Saved entries:
____
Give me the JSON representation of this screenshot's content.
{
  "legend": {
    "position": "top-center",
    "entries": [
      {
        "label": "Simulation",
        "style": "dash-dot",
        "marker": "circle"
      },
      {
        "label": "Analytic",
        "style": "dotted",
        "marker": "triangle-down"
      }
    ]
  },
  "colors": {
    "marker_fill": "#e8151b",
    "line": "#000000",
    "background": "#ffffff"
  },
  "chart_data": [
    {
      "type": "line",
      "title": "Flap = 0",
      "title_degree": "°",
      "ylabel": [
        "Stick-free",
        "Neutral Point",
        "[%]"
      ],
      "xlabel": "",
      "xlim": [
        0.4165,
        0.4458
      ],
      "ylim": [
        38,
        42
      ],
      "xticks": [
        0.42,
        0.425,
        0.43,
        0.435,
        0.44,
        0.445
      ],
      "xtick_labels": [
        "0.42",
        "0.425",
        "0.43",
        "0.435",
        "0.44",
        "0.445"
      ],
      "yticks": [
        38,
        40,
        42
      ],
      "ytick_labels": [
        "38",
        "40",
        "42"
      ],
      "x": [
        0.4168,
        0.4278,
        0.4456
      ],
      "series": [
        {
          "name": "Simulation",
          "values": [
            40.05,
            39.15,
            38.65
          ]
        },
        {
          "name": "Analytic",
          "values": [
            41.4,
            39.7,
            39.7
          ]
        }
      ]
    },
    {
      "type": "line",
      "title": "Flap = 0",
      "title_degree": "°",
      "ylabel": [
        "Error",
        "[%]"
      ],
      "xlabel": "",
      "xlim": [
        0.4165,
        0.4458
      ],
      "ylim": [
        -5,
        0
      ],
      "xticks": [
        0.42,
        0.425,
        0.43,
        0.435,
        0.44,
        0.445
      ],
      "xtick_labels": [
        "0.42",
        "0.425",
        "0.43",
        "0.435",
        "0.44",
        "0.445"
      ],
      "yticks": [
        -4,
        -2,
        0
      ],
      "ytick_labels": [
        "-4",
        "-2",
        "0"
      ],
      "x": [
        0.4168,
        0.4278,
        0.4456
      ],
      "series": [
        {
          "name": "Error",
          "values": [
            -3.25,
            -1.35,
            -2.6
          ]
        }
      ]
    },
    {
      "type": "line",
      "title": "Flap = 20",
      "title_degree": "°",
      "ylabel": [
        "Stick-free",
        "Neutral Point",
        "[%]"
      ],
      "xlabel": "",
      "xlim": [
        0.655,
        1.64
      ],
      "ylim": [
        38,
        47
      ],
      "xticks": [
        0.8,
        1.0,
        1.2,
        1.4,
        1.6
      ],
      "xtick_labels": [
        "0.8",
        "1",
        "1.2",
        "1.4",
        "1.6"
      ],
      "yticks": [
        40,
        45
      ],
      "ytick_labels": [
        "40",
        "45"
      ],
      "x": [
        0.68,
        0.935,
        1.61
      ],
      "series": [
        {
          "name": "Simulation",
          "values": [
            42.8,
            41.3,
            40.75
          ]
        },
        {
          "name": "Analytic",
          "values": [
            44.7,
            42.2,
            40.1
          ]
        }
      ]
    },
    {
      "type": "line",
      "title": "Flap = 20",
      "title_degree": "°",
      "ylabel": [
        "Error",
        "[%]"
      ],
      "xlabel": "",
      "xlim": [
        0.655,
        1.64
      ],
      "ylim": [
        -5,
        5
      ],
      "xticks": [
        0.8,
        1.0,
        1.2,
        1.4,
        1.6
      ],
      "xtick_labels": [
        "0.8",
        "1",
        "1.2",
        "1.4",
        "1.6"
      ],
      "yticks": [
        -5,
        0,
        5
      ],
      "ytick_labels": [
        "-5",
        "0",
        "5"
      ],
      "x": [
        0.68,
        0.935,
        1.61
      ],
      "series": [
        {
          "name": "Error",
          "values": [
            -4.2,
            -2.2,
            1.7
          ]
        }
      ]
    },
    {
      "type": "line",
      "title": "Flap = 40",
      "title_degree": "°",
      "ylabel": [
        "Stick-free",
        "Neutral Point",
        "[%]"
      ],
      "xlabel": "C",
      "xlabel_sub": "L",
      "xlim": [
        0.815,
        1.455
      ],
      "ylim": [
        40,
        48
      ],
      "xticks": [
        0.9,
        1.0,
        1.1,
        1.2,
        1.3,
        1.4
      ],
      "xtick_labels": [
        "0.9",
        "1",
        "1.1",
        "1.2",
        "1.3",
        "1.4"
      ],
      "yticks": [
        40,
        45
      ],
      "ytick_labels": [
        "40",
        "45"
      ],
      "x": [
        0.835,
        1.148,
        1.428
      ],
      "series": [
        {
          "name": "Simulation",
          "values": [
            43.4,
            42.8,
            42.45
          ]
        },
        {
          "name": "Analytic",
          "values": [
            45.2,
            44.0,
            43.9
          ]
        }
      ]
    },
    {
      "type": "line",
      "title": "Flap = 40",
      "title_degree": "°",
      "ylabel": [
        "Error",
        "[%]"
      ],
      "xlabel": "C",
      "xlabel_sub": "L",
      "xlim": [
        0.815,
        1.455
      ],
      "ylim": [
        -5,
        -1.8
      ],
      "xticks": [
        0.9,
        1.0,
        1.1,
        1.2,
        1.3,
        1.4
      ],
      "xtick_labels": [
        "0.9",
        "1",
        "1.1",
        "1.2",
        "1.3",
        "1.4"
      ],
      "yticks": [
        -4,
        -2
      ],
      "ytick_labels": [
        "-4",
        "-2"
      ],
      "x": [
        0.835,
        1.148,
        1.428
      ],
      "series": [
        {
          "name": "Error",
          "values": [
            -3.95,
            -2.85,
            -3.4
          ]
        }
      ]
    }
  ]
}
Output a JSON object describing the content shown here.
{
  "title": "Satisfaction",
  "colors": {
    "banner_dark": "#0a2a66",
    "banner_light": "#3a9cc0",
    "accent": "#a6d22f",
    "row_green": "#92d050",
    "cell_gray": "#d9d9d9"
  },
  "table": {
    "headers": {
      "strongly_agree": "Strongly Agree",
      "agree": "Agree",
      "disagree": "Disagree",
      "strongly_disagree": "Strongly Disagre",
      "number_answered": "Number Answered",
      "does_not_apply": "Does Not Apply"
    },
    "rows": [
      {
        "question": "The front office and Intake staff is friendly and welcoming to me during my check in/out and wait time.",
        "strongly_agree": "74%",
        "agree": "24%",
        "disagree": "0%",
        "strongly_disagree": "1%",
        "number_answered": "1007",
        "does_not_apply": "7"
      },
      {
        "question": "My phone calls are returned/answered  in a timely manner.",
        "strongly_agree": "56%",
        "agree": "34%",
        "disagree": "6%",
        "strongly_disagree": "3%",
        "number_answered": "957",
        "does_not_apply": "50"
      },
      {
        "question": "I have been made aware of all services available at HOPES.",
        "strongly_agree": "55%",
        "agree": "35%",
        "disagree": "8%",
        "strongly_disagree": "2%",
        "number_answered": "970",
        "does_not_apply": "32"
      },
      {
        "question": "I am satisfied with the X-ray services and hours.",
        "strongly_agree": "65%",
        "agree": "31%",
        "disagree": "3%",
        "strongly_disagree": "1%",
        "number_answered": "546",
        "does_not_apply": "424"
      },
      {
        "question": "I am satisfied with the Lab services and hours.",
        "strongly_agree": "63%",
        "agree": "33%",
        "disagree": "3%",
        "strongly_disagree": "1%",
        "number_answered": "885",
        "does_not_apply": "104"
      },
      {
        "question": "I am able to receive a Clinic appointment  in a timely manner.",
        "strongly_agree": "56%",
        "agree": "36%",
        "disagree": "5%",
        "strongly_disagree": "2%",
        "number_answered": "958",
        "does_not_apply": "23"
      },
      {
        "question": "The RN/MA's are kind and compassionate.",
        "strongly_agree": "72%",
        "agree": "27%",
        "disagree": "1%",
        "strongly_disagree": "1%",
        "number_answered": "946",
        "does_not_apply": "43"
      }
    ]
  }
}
____
EXERCISE GOAL:
Reproduce all data above, unchanged.

OUTPUT:
Give me the JSON representation of this screenshot's content.
{
  "legend": {
    "position": "top-center",
    "entries": [
      {
        "label": "Simulation",
        "style": "dash-dot",
        "marker": "circle"
      },
      {
        "label": "Analytic",
        "style": "dotted",
        "marker": "triangle-down"
      }
    ]
  },
  "colors": {
    "marker_fill": "#e8151b",
    "line": "#000000",
    "background": "#ffffff"
  },
  "chart_data": [
    {
      "type": "line",
      "title": "Flap = 0",
      "title_degree": "°",
      "ylabel": [
        "Stick-free",
        "Neutral Point",
        "[%]"
      ],
      "xlabel": "",
      "xlim": [
        0.4165,
        0.4458
      ],
      "ylim": [
        38,
        42
      ],
      "xticks": [
        0.42,
        0.425,
        0.43,
        0.435,
        0.44,
        0.445
      ],
      "xtick_labels": [
        "0.42",
        "0.425",
        "0.43",
        "0.435",
        "0.44",
        "0.445"
      ],
      "yticks": [
        38,
        40,
        42
      ],
      "ytick_labels": [
        "38",
        "40",
        "42"
      ],
      "x": [
        0.4168,
        0.4278,
        0.4456
      ],
      "series": [
        {
          "name": "Simulation",
          "values": [
            40.05,
            39.15,
            38.65
          ]
        },
        {
          "name": "Analytic",
          "values": [
            41.4,
            39.7,
            39.7
          ]
        }
      ]
    },
    {
      "type": "line",
      "title": "Flap = 0",
      "title_degree": "°",
      "ylabel": [
        "Error",
        "[%]"
      ],
      "xlabel": "",
      "xlim": [
        0.4165,
        0.4458
      ],
      "ylim": [
        -5,
        0
      ],
      "xticks": [
        0.42,
        0.425,
        0.43,
        0.435,
        0.44,
        0.445
      ],
      "xtick_labels": [
        "0.42",
        "0.425",
        "0.43",
        "0.435",
        "0.44",
        "0.445"
      ],
      "yticks": [
        -4,
        -2,
        0
      ],
      "ytick_labels": [
        "-4",
        "-2",
        "0"
      ],
      "x": [
        0.4168,
        0.4278,
        0.4456
      ],
      "series": [
        {
          "name": "Error",
          "values": [
            -3.25,
            -1.35,
            -2.6
          ]
        }
      ]
    },
    {
      "type": "line",
      "title": "Flap = 20",
      "title_degree": "°",
      "ylabel": [
        "Stick-free",
        "Neutral Point",
        "[%]"
      ],
      "xlabel": "",
      "xlim": [
        0.655,
        1.64
      ],
      "ylim": [
        38,
        47
      ],
      "xticks": [
        0.8,
        1.0,
        1.2,
        1.4,
        1.6
      ],
      "xtick_labels": [
        "0.8",
        "1",
        "1.2",
        "1.4",
        "1.6"
      ],
      "yticks": [
        40,
        45
      ],
      "ytick_labels": [
        "40",
        "45"
      ],
      "x": [
        0.68,
        0.935,
        1.61
      ],
      "series": [
        {
          "name": "Simulation",
          "values": [
            42.8,
            41.3,
            40.75
          ]
        },
        {
          "name": "Analytic",
          "values": [
            44.7,
            42.2,
            40.1
          ]
        }
      ]
    },
    {
      "type": "line",
      "title": "Flap = 20",
      "title_degree": "°",
      "ylabel": [
        "Error",
        "[%]"
      ],
      "xlabel": "",
      "xlim": [
        0.655,
        1.64
      ],
      "ylim": [
        -5,
        5
      ],
      "xticks": [
        0.8,
        1.0,
        1.2,
        1.4,
        1.6
      ],
      "xtick_labels": [
        "0.8",
        "1",
        "1.2",
        "1.4",
        "1.6"
      ],
      "yticks": [
        -5,
        0,
        5
      ],
      "ytick_labels": [
        "-5",
        "0",
        "5"
      ],
      "x": [
        0.68,
        0.935,
        1.61
      ],
      "series": [
        {
          "name": "Error",
          "values": [
            -4.2,
            -2.2,
            1.7
          ]
        }
      ]
    },
    {
      "type": "line",
      "title": "Flap = 40",
      "title_degree": "°",
      "ylabel": [
        "Stick-free",
        "Neutral Point",
        "[%]"
      ],
      "xlabel": "C",
      "xlabel_sub": "L",
      "xlim": [
        0.815,
        1.455
      ],
      "ylim": [
        40,
        48
      ],
      "xticks": [
        0.9,
        1.0,
        1.1,
        1.2,
        1.3,
        1.4
      ],
      "xtick_labels": [
        "0.9",
        "1",
        "1.1",
        "1.2",
        "1.3",
        "1.4"
      ],
      "yticks": [
        40,
        45
      ],
      "ytick_labels": [
        "40",
        "45"
      ],
      "x": [
        0.835,
        1.148,
        1.428
      ],
      "series": [
        {
          "name": "Simulation",
          "values": [
            43.4,
            42.8,
            42.45
          ]
        },
        {
          "name": "Analytic",
          "values": [
            45.2,
            44.0,
            43.9
          ]
        }
      ]
    },
    {
      "type": "line",
      "title": "Flap = 40",
      "title_degree": "°",
      "ylabel": [
        "Error",
        "[%]"
      ],
      "xlabel": "C",
      "xlabel_sub": "L",
      "xlim": [
        0.815,
        1.455
      ],
      "ylim": [
        -5,
        -1.8
      ],
      "xticks": [
        0.9,
        1.0,
        1.1,
        1.2,
        1.3,
        1.4
      ],
      "xtick_labels": [
        "0.9",
        "1",
        "1.1",
        "1.2",
        "1.3",
        "1.4"
      ],
      "yticks": [
        -4,
        -2
      ],
      "ytick_labels": [
        "-4",
        "-2"
      ],
      "x": [
        0.835,
        1.148,
        1.428
      ],
      "series": [
        {
          "name": "Error",
          "values": [
            -3.95,
            -2.85,
            -3.4
          ]
        }
      ]
    }
  ]
}
Output a JSON object describing the content shown here.
{
  "title": "Satisfaction",
  "colors": {
    "banner_dark": "#0a2a66",
    "banner_light": "#3a9cc0",
    "accent": "#a6d22f",
    "row_green": "#92d050",
    "cell_gray": "#d9d9d9"
  },
  "table": {
    "headers": {
      "strongly_agree": "Strongly Agree",
      "agree": "Agree",
      "disagree": "Disagree",
      "strongly_disagree": "Strongly Disagre",
      "number_answered": "Number Answered",
      "does_not_apply": "Does Not Apply"
    },
    "rows": [
      {
        "question": "The front office and Intake staff is friendly and welcoming to me during my check in/out and wait time.",
        "strongly_agree": "74%",
        "agree": "24%",
        "disagree": "0%",
        "strongly_disagree": "1%",
        "number_answered": "1007",
        "does_not_apply": "7"
      },
      {
        "question": "My phone calls are returned/answered  in a timely manner.",
        "strongly_agree": "56%",
        "agree": "34%",
        "disagree": "6%",
        "strongly_disagree": "3%",
        "number_answered": "957",
        "does_not_apply": "50"
      },
      {
        "question": "I have been made aware of all services available at HOPES.",
        "strongly_agree": "55%",
        "agree": "35%",
        "disagree": "8%",
        "strongly_disagree": "2%",
        "number_answered": "970",
        "does_not_apply": "32"
      },
      {
        "question": "I am satisfied with the X-ray services and hours.",
        "strongly_agree": "65%",
        "agree": "31%",
        "disagree": "3%",
        "strongly_disagree": "1%",
        "number_answered": "546",
        "does_not_apply": "424"
      },
      {
        "question": "I am satisfied with the Lab services and hours.",
        "strongly_agree": "63%",
        "agree": "33%",
        "disagree": "3%",
        "strongly_disagree": "1%",
        "number_answered": "885",
        "does_not_apply": "104"
      },
      {
        "question": "I am able to receive a Clinic appointment  in a timely manner.",
        "strongly_agree": "56%",
        "agree": "36%",
        "disagree": "5%",
        "strongly_disagree": "2%",
        "number_answered": "958",
        "does_not_apply": "23"
      },
      {
        "question": "The RN/MA's are kind and compassionate.",
        "strongly_agree": "72%",
        "agree": "27%",
        "disagree": "1%",
        "strongly_disagree": "1%",
        "number_answered": "946",
        "does_not_apply": "43"
      }
    ]
  }
}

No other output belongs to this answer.